● **PROBLEM STATEMENT**:
All of the entries need to be written out again, exactly as they are.

* Begin GIVEN INFORMATION *

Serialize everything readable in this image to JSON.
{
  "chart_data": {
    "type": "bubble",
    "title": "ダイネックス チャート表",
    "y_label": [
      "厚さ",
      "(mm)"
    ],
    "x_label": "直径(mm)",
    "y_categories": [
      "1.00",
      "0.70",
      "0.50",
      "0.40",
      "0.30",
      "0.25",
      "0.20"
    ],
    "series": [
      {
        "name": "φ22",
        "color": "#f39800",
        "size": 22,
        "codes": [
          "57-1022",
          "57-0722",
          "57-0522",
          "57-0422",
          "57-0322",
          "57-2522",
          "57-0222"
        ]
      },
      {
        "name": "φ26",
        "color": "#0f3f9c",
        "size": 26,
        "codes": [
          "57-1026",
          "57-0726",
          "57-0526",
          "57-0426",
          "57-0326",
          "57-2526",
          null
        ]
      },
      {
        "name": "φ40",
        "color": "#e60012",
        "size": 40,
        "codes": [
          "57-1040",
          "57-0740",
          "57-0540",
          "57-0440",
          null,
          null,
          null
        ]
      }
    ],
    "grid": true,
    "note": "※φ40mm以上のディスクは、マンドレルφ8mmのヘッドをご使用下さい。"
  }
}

* End GIVEN INFORMATION *

● **CORRECT ANSWER**:
Serialize everything readable in this image to JSON.
{
  "chart_data": {
    "type": "bubble",
    "title": "ダイネックス チャート表",
    "y_label": [
      "厚さ",
      "(mm)"
    ],
    "x_label": "直径(mm)",
    "y_categories": [
      "1.00",
      "0.70",
      "0.50",
      "0.40",
      "0.30",
      "0.25",
      "0.20"
    ],
    "series": [
      {
        "name": "φ22",
        "color": "#f39800",
        "size": 22,
        "codes": [
          "57-1022",
          "57-0722",
          "57-0522",
          "57-0422",
          "57-0322",
          "57-2522",
          "57-0222"
        ]
      },
      {
        "name": "φ26",
        "color": "#0f3f9c",
        "size": 26,
        "codes": [
          "57-1026",
          "57-0726",
          "57-0526",
          "57-0426",
          "57-0326",
          "57-2526",
          null
        ]
      },
      {
        "name": "φ40",
        "color": "#e60012",
        "size": 40,
        "codes": [
          "57-1040",
          "57-0740",
          "57-0540",
          "57-0440",
          null,
          null,
          null
        ]
      }
    ],
    "grid": true,
    "note": "※φ40mm以上のディスクは、マンドレルφ8mmのヘッドをご使用下さい。"
  }
}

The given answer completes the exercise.